- Instructions for the task: Filter the records below down to lines containing "JSON".
··· Data provided
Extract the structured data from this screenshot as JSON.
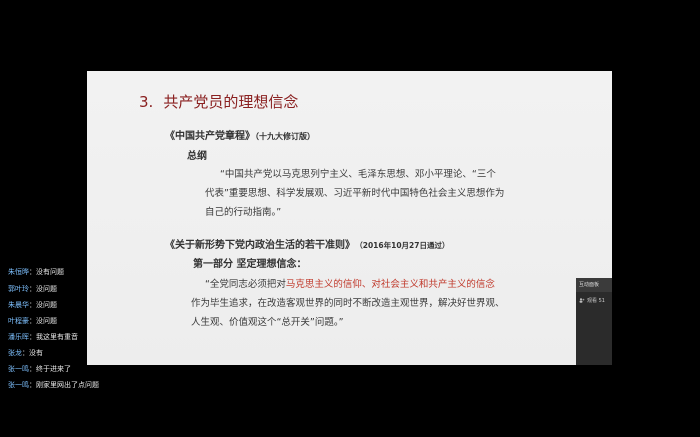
{
  "slide": {
    "number": "3.",
    "title": "共产党员的理想信念",
    "section1": {
      "heading": "《中国共产党章程》",
      "edition": "（十九大修订版）",
      "subheading": "总纲",
      "lines": [
        "“中国共产党以马克思列宁主义、毛泽东思想、邓小平理论、“三个",
        "代表”重要思想、科学发展观、习近平新时代中国特色社会主义思想作为",
        "自己的行动指南。”"
      ]
    },
    "section2": {
      "heading": "《关于新形势下党内政治生活的若干准则》",
      "date": "（2016年10月27日通过）",
      "subheading": "第一部分  坚定理想信念：",
      "line1_prefix": "“全党同志必须把对",
      "line1_highlight": "马克思主义的信仰、对社会主义和共产主义的信念",
      "line2": "作为毕生追求，在改造客观世界的同时不断改造主观世界，解决好世界观、",
      "line3": "人生观、价值观这个“总开关”问题。”"
    }
  },
  "chat": [
    {
      "name": "朱恒晔",
      "msg": "没有问题"
    },
    {
      "name": "郭叶玲",
      "msg": "没问题"
    },
    {
      "name": "朱晨华",
      "msg": "没问题"
    },
    {
      "name": "叶程豪",
      "msg": "没问题"
    },
    {
      "name": "潘乐晖",
      "msg": "我这里有重音"
    },
    {
      "name": "张龙",
      "msg": "没有"
    },
    {
      "name": "张一鸣",
      "msg": "终于进来了"
    },
    {
      "name": "张一鸣",
      "msg": "刚家里网出了点问题"
    }
  ],
  "panel": {
    "title": "互动面板",
    "participants": "观看 51"
  },
  "colors": {
    "background": "#000000",
    "title": "#8a2020",
    "highlight": "#c0392b",
    "chat_name": "#7ec1ff"
  }
}
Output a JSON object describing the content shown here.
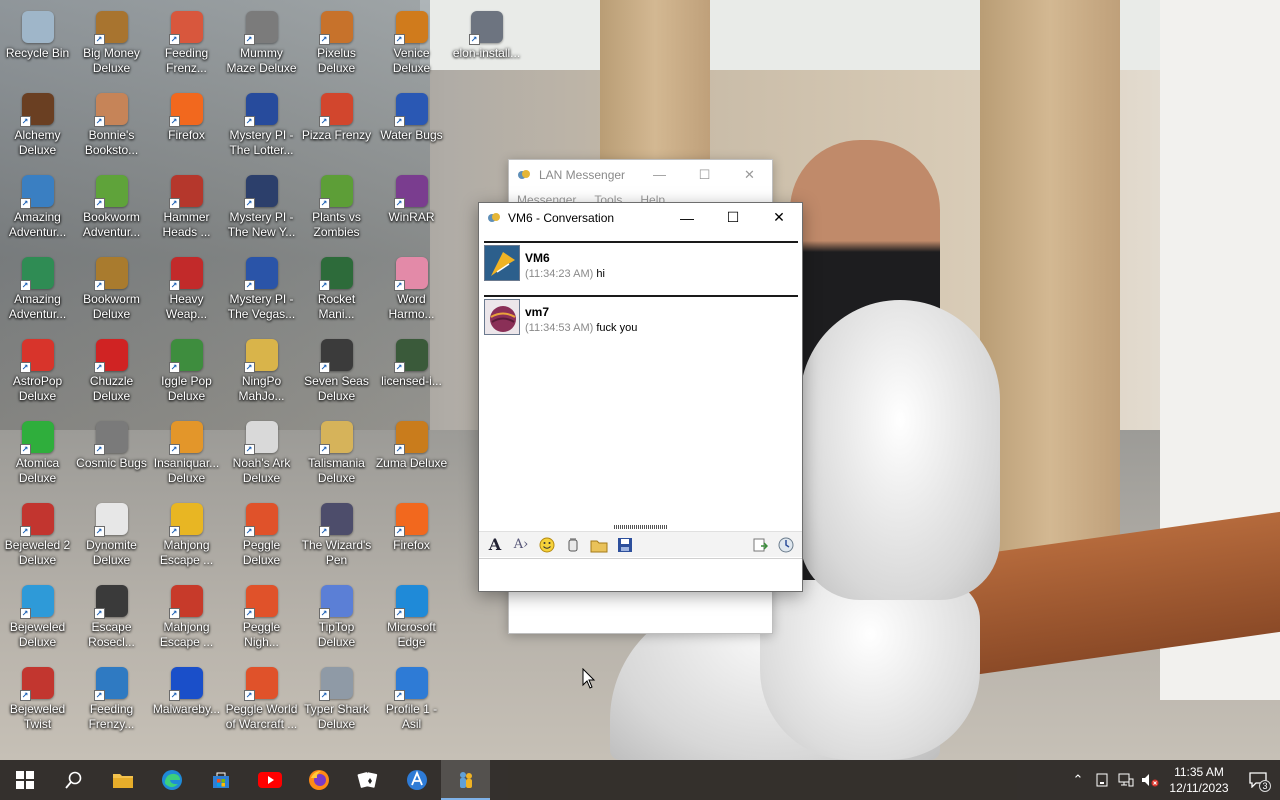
{
  "desktop": {
    "icons": [
      {
        "label": "Recycle Bin",
        "icon": "recycle-bin-icon",
        "color": "#9fb6c9"
      },
      {
        "label": "Big Money\nDeluxe",
        "icon": "money-bag-icon",
        "color": "#a8742f"
      },
      {
        "label": "Feeding\nFrenz...",
        "icon": "fish-icon",
        "color": "#d8573d"
      },
      {
        "label": "Mummy\nMaze Deluxe",
        "icon": "mummy-icon",
        "color": "#7b7b7b"
      },
      {
        "label": "Pixelus\nDeluxe",
        "icon": "pixelus-icon",
        "color": "#c7722b"
      },
      {
        "label": "Venice\nDeluxe",
        "icon": "venice-icon",
        "color": "#d07b1c"
      },
      {
        "label": "elon-install...",
        "icon": "installer-icon",
        "color": "#6d7480"
      },
      {
        "label": "Alchemy\nDeluxe",
        "icon": "alchemy-icon",
        "color": "#6a3f22"
      },
      {
        "label": "Bonnie's\nBooksto...",
        "icon": "bonnie-icon",
        "color": "#c68458"
      },
      {
        "label": "Firefox",
        "icon": "firefox-icon",
        "color": "#f2681e"
      },
      {
        "label": "Mystery PI -\nThe Lotter...",
        "icon": "mystery-pi-icon",
        "color": "#274b9c"
      },
      {
        "label": "Pizza Frenzy",
        "icon": "pizza-icon",
        "color": "#d2462d"
      },
      {
        "label": "Water Bugs",
        "icon": "water-bugs-icon",
        "color": "#2a58b4"
      },
      {
        "label": "Amazing\nAdventur...",
        "icon": "amazing-adventures-icon",
        "color": "#3a7fc2"
      },
      {
        "label": "Bookworm\nAdventur...",
        "icon": "bookworm-icon",
        "color": "#5fa33a"
      },
      {
        "label": "Hammer\nHeads ...",
        "icon": "hammer-heads-icon",
        "color": "#b5372c"
      },
      {
        "label": "Mystery PI -\nThe New Y...",
        "icon": "mystery-pi-ny-icon",
        "color": "#2c3f6b"
      },
      {
        "label": "Plants vs\nZombies",
        "icon": "plants-zombies-icon",
        "color": "#5d9e37"
      },
      {
        "label": "WinRAR",
        "icon": "winrar-icon",
        "color": "#7a3d8f"
      },
      {
        "label": "Amazing\nAdventur...",
        "icon": "amazing-adventures-2-icon",
        "color": "#2f8c54"
      },
      {
        "label": "Bookworm\nDeluxe",
        "icon": "bookworm-deluxe-icon",
        "color": "#a97b2e"
      },
      {
        "label": "Heavy\nWeap...",
        "icon": "heavy-weapon-icon",
        "color": "#c22a2a"
      },
      {
        "label": "Mystery PI -\nThe Vegas...",
        "icon": "mystery-pi-vegas-icon",
        "color": "#2a54a8"
      },
      {
        "label": "Rocket\nMani...",
        "icon": "rocket-mania-icon",
        "color": "#2d6b3a"
      },
      {
        "label": "Word\nHarmo...",
        "icon": "word-harmony-icon",
        "color": "#e38aa8"
      },
      {
        "label": "AstroPop\nDeluxe",
        "icon": "astropop-icon",
        "color": "#d8342b"
      },
      {
        "label": "Chuzzle\nDeluxe",
        "icon": "chuzzle-icon",
        "color": "#d02323"
      },
      {
        "label": "Iggle Pop\nDeluxe",
        "icon": "iggle-pop-icon",
        "color": "#3e8d3e"
      },
      {
        "label": "NingPo\nMahJo...",
        "icon": "ningpo-icon",
        "color": "#d9b44a"
      },
      {
        "label": "Seven Seas\nDeluxe",
        "icon": "seven-seas-icon",
        "color": "#3b3b3b"
      },
      {
        "label": "licensed-i...",
        "icon": "image-file-icon",
        "color": "#3a5a3a"
      },
      {
        "label": "Atomica\nDeluxe",
        "icon": "atomica-icon",
        "color": "#2fae3c"
      },
      {
        "label": "Cosmic Bugs",
        "icon": "cosmic-bugs-icon",
        "color": "#7a7a7a"
      },
      {
        "label": "Insaniquar...\nDeluxe",
        "icon": "insaniquarium-icon",
        "color": "#e3962a"
      },
      {
        "label": "Noah's Ark\nDeluxe",
        "icon": "noahs-ark-icon",
        "color": "#d9d9d9"
      },
      {
        "label": "Talismania\nDeluxe",
        "icon": "talismania-icon",
        "color": "#d6b35a"
      },
      {
        "label": "Zuma Deluxe",
        "icon": "zuma-icon",
        "color": "#c97c1c"
      },
      {
        "label": "Bejeweled 2\nDeluxe",
        "icon": "bejeweled-2-icon",
        "color": "#c2352f"
      },
      {
        "label": "Dynomite\nDeluxe",
        "icon": "dynomite-icon",
        "color": "#e7e7e7"
      },
      {
        "label": "Mahjong\nEscape ...",
        "icon": "mahjong-escape-icon",
        "color": "#e8b623"
      },
      {
        "label": "Peggle\nDeluxe",
        "icon": "peggle-icon",
        "color": "#e0522a"
      },
      {
        "label": "The Wizard's\nPen",
        "icon": "wizards-pen-icon",
        "color": "#4d4d6b"
      },
      {
        "label": "Firefox",
        "icon": "firefox-2-icon",
        "color": "#f2681e"
      },
      {
        "label": "Bejeweled\nDeluxe",
        "icon": "bejeweled-icon",
        "color": "#2e9ad8"
      },
      {
        "label": "Escape\nRosecl...",
        "icon": "escape-rosecliff-icon",
        "color": "#3a3a3a"
      },
      {
        "label": "Mahjong\nEscape ...",
        "icon": "mahjong-escape-2-icon",
        "color": "#c73a2a"
      },
      {
        "label": "Peggle\nNigh...",
        "icon": "peggle-nights-icon",
        "color": "#e0522a"
      },
      {
        "label": "TipTop\nDeluxe",
        "icon": "tiptop-icon",
        "color": "#5b7fd6"
      },
      {
        "label": "Microsoft\nEdge",
        "icon": "edge-icon",
        "color": "#1f8ad8"
      },
      {
        "label": "Bejeweled\nTwist",
        "icon": "bejeweled-twist-icon",
        "color": "#c2362f"
      },
      {
        "label": "Feeding\nFrenzy...",
        "icon": "feeding-frenzy-2-icon",
        "color": "#2f7ac2"
      },
      {
        "label": "Malwareby...",
        "icon": "malwarebytes-icon",
        "color": "#1a4fc9"
      },
      {
        "label": "Peggle World\nof Warcraft ...",
        "icon": "peggle-wow-icon",
        "color": "#e0522a"
      },
      {
        "label": "Typer Shark\nDeluxe",
        "icon": "typer-shark-icon",
        "color": "#8f9aa6"
      },
      {
        "label": "Profile 1 -\nAsil",
        "icon": "profile-icon",
        "color": "#2e7bd6"
      }
    ]
  },
  "lan_messenger": {
    "title": "LAN Messenger",
    "menu": [
      "Messenger",
      "Tools",
      "Help"
    ]
  },
  "conversation": {
    "title": "VM6 - Conversation",
    "messages": [
      {
        "sender": "VM6",
        "time": "(11:34:23 AM)",
        "text": "hi",
        "avatar_color": "#f0b324"
      },
      {
        "sender": "vm7",
        "time": "(11:34:53 AM)",
        "text": "fuck you",
        "avatar_color": "#8a2f57"
      }
    ],
    "toolbar": [
      "font-icon",
      "font-color-icon",
      "emoticon-icon",
      "nudge-icon",
      "send-file-icon",
      "save-icon",
      "history-icon",
      "transfers-icon"
    ]
  },
  "taskbar": {
    "apps": [
      "start-icon",
      "search-icon",
      "file-explorer-icon",
      "edge-icon",
      "store-icon",
      "youtube-icon",
      "firefox-icon",
      "solitaire-icon",
      "profile-icon",
      "lan-messenger-icon"
    ],
    "time": "11:35 AM",
    "date": "12/11/2023",
    "notification_count": "3"
  }
}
······
- Response:
Extract the structured data from this screenshot as JSON.
Output a JSON object describing the content shown here.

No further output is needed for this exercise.